[Begin Passage shown]
The same logic applies to anything you're about to commit time or money to. Swap the role, swap the asset, keep the structure.

Product feature: "Act as a frustrated user. Give me 5 reasons this feature would annoy you."

Marketing copy: "Act as a skeptical customer who's seen too many ads. Give me 5 reasons this headline would make you scroll past."

Job application: "Act as a hiring manager with 200 resumes on the desk. Give me 5 reasons you'd skip this one."

Content strategy: "Act as an editor who's read everything. Give me 5 reasons this topic doesn't need another article."

Pricing decision: "Act as a price-sensitive buyer. Give me 5 reasons this price would make me walk."

The role you pick matters more than people realize. A frustrated user and a skeptical investor will spot completely different holes in the same plan. If the stakes are high, run both. You'll get a fuller picture in 10 minutes than a week of asking friends.

How To Actually Use the Output

Some objections will be generic. A few will miss your specifics. That's fine. The point isn't a verdict. The point is forcing yourself to have clean answers ready before the real conversation happens.

If an objection stings, that's usually the one you needed to hear. Write a real response to it. Add it to your plan.
[End Passage shown]
**Set problem 1**:
In the passage on role-based objection prompts, copy word for word the part that begins at the words "How To Actually" and stops after "real conversation happens.".
**Set problem 2**:
Answer these from the passage on role-based objection prompts:
(a) What role does the passage suggest for a job application?
(b) What does it advise doing when the stakes are high?
(c) What should you do with an objection that stings?
**Set problem 3**:
Extend the passage on role-based objection prompts, picking up after its final sentence.
The material that comes after this passage has no connection to it.
[Begin Provided information]
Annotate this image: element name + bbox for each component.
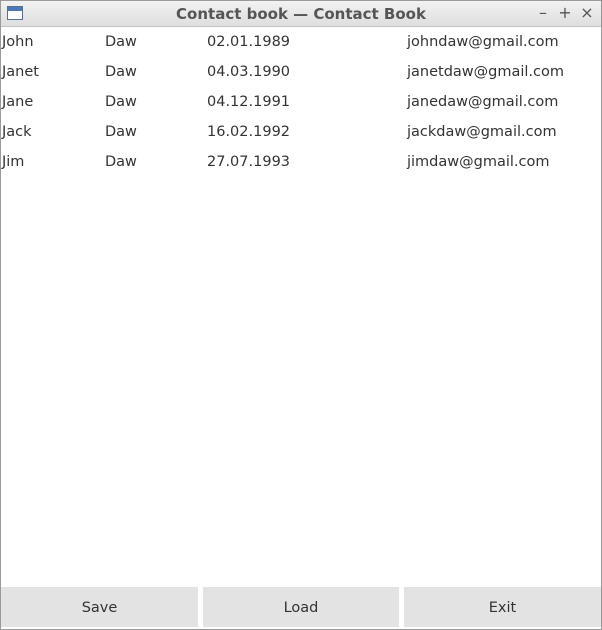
- first-name-cell: Jim: [2, 154, 25, 170]
- close-icon[interactable]: ×: [577, 3, 597, 23]
- table-row[interactable]: Jane Daw 04.12.1991 janedaw@gmail.com: [1, 87, 601, 117]
- exit-button[interactable]: Exit: [404, 587, 601, 627]
- contact-table: John Daw 02.01.1989 johndaw@gmail.com Ja…: [1, 27, 601, 177]
- birthdate-cell: 27.07.1993: [207, 154, 291, 170]
- last-name-cell: Daw: [105, 64, 137, 80]
- main-window: Contact book — Contact Book – + × John D…: [0, 0, 602, 630]
- minimize-icon[interactable]: –: [533, 3, 553, 23]
- birthdate-cell: 04.12.1991: [207, 94, 291, 110]
- window-title: Contact book — Contact Book: [176, 5, 426, 23]
- table-row[interactable]: Jim Daw 27.07.1993 jimdaw@gmail.com: [1, 147, 601, 177]
- button-bar: Save Load Exit: [1, 587, 601, 627]
- title-bar[interactable]: Contact book — Contact Book – + ×: [1, 1, 601, 27]
- first-name-cell: Jack: [2, 124, 32, 140]
- maximize-icon[interactable]: +: [555, 3, 575, 23]
- first-name-cell: John: [2, 34, 34, 50]
- table-row[interactable]: John Daw 02.01.1989 johndaw@gmail.com: [1, 27, 601, 57]
- last-name-cell: Daw: [105, 94, 137, 110]
- save-button[interactable]: Save: [1, 587, 198, 627]
- birthdate-cell: 04.03.1990: [207, 64, 291, 80]
- table-row[interactable]: Jack Daw 16.02.1992 jackdaw@gmail.com: [1, 117, 601, 147]
- last-name-cell: Daw: [105, 34, 137, 50]
- email-cell: jackdaw@gmail.com: [407, 124, 557, 140]
- last-name-cell: Daw: [105, 154, 137, 170]
- birthdate-cell: 02.01.1989: [207, 34, 291, 50]
- email-cell: janetdaw@gmail.com: [407, 64, 565, 80]
- first-name-cell: Jane: [2, 94, 34, 110]
- email-cell: janedaw@gmail.com: [407, 94, 559, 110]
- table-row[interactable]: Janet Daw 04.03.1990 janetdaw@gmail.com: [1, 57, 601, 87]
- last-name-cell: Daw: [105, 124, 137, 140]
- birthdate-cell: 16.02.1992: [207, 124, 291, 140]
- load-button[interactable]: Load: [203, 587, 399, 627]
- email-cell: jimdaw@gmail.com: [407, 154, 550, 170]
- first-name-cell: Janet: [2, 64, 39, 80]
- email-cell: johndaw@gmail.com: [407, 34, 559, 50]
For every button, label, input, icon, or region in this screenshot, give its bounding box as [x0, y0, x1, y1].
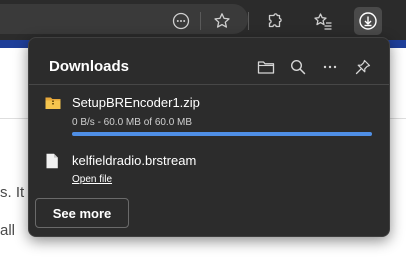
open-file-link[interactable]: Open file	[72, 174, 112, 185]
download-file-name[interactable]: kelfieldradio.brstream	[72, 153, 196, 168]
download-progress-fill	[72, 132, 372, 136]
page-text-fragment: s. It	[0, 184, 25, 201]
toolbar-separator	[248, 12, 249, 30]
downloads-flyout: Downloads SetupBREncoder1.zip 0 B/s - 60…	[28, 37, 390, 237]
pin-icon[interactable]	[350, 54, 376, 80]
download-item[interactable]: SetupBREncoder1.zip 0 B/s - 60.0 MB of 6…	[29, 90, 389, 140]
browser-toolbar	[0, 0, 406, 40]
toolbar-separator	[200, 12, 201, 30]
downloads-icon[interactable]	[354, 7, 382, 35]
more-options-icon[interactable]	[168, 8, 194, 34]
download-file-name[interactable]: SetupBREncoder1.zip	[72, 95, 200, 110]
download-progress-bar	[72, 132, 372, 136]
document-icon	[45, 153, 59, 174]
see-more-button[interactable]: See more	[35, 198, 129, 228]
download-item[interactable]: kelfieldradio.brstream Open file	[29, 148, 389, 196]
folder-icon[interactable]	[253, 54, 279, 80]
favorite-icon[interactable]	[209, 8, 235, 34]
search-icon[interactable]	[285, 54, 311, 80]
favorites-icon[interactable]	[310, 8, 336, 34]
downloads-title: Downloads	[49, 58, 130, 75]
download-status: 0 B/s - 60.0 MB of 60.0 MB	[72, 117, 193, 128]
page-text-fragment: all	[0, 222, 16, 239]
extensions-icon[interactable]	[262, 8, 288, 34]
zip-folder-icon	[45, 96, 61, 115]
flyout-divider	[29, 84, 389, 85]
more-icon[interactable]	[317, 54, 343, 80]
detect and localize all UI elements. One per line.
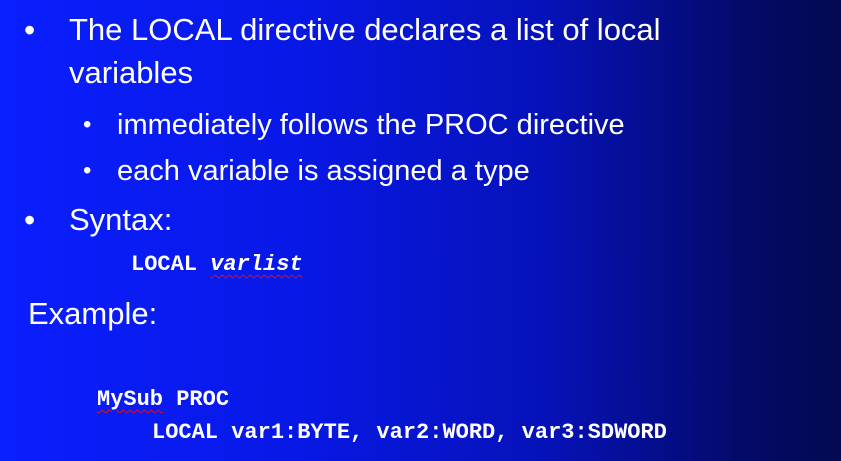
syntax-arg: varlist [210, 252, 303, 277]
sub-bullet-1: • [83, 111, 92, 138]
sub-bullet-1-text: immediately follows the PROC directive [117, 109, 625, 141]
syntax-code: LOCAL varlist [131, 250, 303, 280]
bullet-1-text-line2: variables [69, 55, 194, 90]
sub-bullet-2-text: each variable is assigned a type [117, 155, 530, 187]
example-label: Example: [28, 296, 158, 331]
sub-bullet-2: • [83, 157, 92, 184]
code-proc-keyword: PROC [176, 387, 230, 412]
code-proc-name: MySub [97, 387, 164, 412]
bullet-2: • [24, 202, 36, 238]
bullet-1: • [24, 12, 36, 48]
syntax-keyword: LOCAL [131, 252, 198, 277]
code-line-1: MySub PROC [97, 385, 229, 415]
slide: • The LOCAL directive declares a list of… [0, 0, 841, 461]
bullet-1-text-line1: The LOCAL directive declares a list of l… [69, 12, 661, 47]
bullet-2-text: Syntax: [69, 202, 173, 237]
code-line-2: LOCAL var1:BYTE, var2:WORD, var3:SDWORD [152, 420, 667, 445]
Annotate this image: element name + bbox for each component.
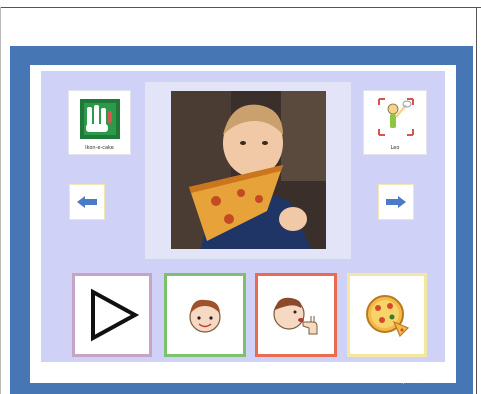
symbol-button-left-label: Ikon-e-cake <box>85 145 114 151</box>
symbol-tile-play[interactable] <box>72 273 152 357</box>
window-top-border <box>0 7 481 8</box>
photo-credit: Foto: www.flickr.com/photos/boston <box>354 380 435 385</box>
next-button[interactable] <box>378 184 414 220</box>
symbol-button-right-label: Leo <box>390 145 400 151</box>
look-icon <box>378 98 414 136</box>
prev-button[interactable] <box>69 184 105 220</box>
symbol-button-right[interactable]: Leo <box>363 90 427 155</box>
boy-eating-pizza-photo <box>171 91 326 249</box>
window-left-border <box>0 7 1 394</box>
symbol-button-left[interactable]: Ikon-e-cake <box>68 90 131 155</box>
photo-frame <box>145 82 351 259</box>
board-panel: Ikon-e-cake Leo <box>41 71 445 362</box>
symbol-tile-pizza[interactable] <box>347 273 427 357</box>
pizza-icon <box>366 295 410 338</box>
symbol-tile-boy[interactable] <box>164 273 246 357</box>
board-inner: Ikon-e-cake Leo <box>30 65 456 383</box>
eating-icon <box>273 297 318 335</box>
board-frame: Ikon-e-cake Leo Foto: www.flickr.com/pho… <box>10 46 473 394</box>
arrow-left-icon <box>77 196 97 208</box>
boy-face-icon <box>189 299 221 333</box>
symbol-tile-eat[interactable] <box>255 273 337 357</box>
stop-hand-icon <box>80 99 120 139</box>
arrow-right-icon <box>386 196 406 208</box>
window-right-border <box>476 7 477 394</box>
play-triangle-icon <box>91 288 140 342</box>
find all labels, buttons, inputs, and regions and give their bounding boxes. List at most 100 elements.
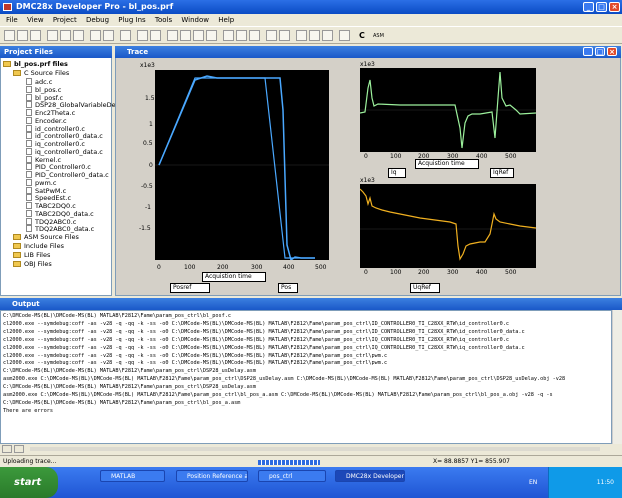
[End Provided information]
**Task response 1**:
How To Actually Use the Output

Some objections will be generic. A few will miss your specifics. That's fine. The point isn't a verdict. The point is forcing yourself to have clean answers ready before the real conversation happens.

**Task response 2**:
(a) A hiring manager with 200 resumes on the desk.
(b) Run both roles, the frustrated user and the skeptical investor.
(c) Write a real response to it and add it to your plan.

**Task response 3**:
Here's the move that took this from useful to essential for me. After you write rebuttals to each rejection reason, paste them back in and ask the AI to evaluate whether your rebuttals actually hold up. You're running a pre-mortem and patching the holes before anyone else sees the plan. If your rebuttal can't satisfy the cynical VC persona, it probably won't satisfy a real VC either. Keep tightening until the answers are clean.

That's the whole loop. Five minutes of hostile feedback today saves you a month of recovering from the wrong decision next quarter.

Your Move

Take whatever you're working on right now. Plan, pitch, headline, price, application. Paste it in. Pick the most cynical version of your target audience. Ask for 5 reasons to reject it.

Then sit with the answers. The ones that hurt are the ones worth fixing.